▸ TASK BRIEF
Write out the entries again exactly as they are given.

▸ INFORMATION SHOWN
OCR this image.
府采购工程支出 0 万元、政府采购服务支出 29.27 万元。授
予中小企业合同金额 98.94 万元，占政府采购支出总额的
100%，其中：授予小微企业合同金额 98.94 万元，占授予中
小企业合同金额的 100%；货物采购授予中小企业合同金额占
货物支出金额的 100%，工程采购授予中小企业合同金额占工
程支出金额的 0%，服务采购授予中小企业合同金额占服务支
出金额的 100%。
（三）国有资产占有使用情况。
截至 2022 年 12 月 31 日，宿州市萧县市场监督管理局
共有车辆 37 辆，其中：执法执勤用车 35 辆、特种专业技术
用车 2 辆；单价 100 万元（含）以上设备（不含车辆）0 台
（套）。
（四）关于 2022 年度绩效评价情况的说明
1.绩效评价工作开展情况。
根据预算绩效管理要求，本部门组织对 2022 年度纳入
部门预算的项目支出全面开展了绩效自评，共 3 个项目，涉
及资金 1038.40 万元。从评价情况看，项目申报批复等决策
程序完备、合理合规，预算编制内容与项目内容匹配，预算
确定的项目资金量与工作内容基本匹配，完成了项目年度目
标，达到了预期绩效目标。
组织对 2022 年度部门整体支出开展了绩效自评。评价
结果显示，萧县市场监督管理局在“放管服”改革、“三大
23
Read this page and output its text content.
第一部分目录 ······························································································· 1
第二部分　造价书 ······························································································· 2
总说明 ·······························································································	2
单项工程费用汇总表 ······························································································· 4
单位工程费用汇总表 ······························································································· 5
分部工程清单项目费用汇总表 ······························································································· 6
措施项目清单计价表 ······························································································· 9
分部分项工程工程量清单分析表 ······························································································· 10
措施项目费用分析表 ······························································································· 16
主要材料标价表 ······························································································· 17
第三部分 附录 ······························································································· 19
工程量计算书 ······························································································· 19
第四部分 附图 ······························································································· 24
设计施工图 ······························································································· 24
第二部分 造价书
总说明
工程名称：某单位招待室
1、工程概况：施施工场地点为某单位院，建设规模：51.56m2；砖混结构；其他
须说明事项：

▸ WORKED ANSWER
OCR this image.
府采购工程支出 0 万元、政府采购服务支出 29.27 万元。授
予中小企业合同金额 98.94 万元，占政府采购支出总额的
100%，其中：授予小微企业合同金额 98.94 万元，占授予中
小企业合同金额的 100%；货物采购授予中小企业合同金额占
货物支出金额的 100%，工程采购授予中小企业合同金额占工
程支出金额的 0%，服务采购授予中小企业合同金额占服务支
出金额的 100%。
（三）国有资产占有使用情况。
截至 2022 年 12 月 31 日，宿州市萧县市场监督管理局
共有车辆 37 辆，其中：执法执勤用车 35 辆、特种专业技术
用车 2 辆；单价 100 万元（含）以上设备（不含车辆）0 台
（套）。
（四）关于 2022 年度绩效评价情况的说明
1.绩效评价工作开展情况。
根据预算绩效管理要求，本部门组织对 2022 年度纳入
部门预算的项目支出全面开展了绩效自评，共 3 个项目，涉
及资金 1038.40 万元。从评价情况看，项目申报批复等决策
程序完备、合理合规，预算编制内容与项目内容匹配，预算
确定的项目资金量与工作内容基本匹配，完成了项目年度目
标，达到了预期绩效目标。
组织对 2022 年度部门整体支出开展了绩效自评。评价
结果显示，萧县市场监督管理局在“放管服”改革、“三大
23
Read this page and output its text content.
第一部分目录 ······························································································· 1
第二部分　造价书 ······························································································· 2
总说明 ·······························································································	2
单项工程费用汇总表 ······························································································· 4
单位工程费用汇总表 ······························································································· 5
分部工程清单项目费用汇总表 ······························································································· 6
措施项目清单计价表 ······························································································· 9
分部分项工程工程量清单分析表 ······························································································· 10
措施项目费用分析表 ······························································································· 16
主要材料标价表 ······························································································· 17
第三部分 附录 ······························································································· 19
工程量计算书 ······························································································· 19
第四部分 附图 ······························································································· 24
设计施工图 ······························································································· 24
第二部分 造价书
总说明
工程名称：某单位招待室
1、工程概况：施施工场地点为某单位院，建设规模：51.56m2；砖混结构；其他
须说明事项：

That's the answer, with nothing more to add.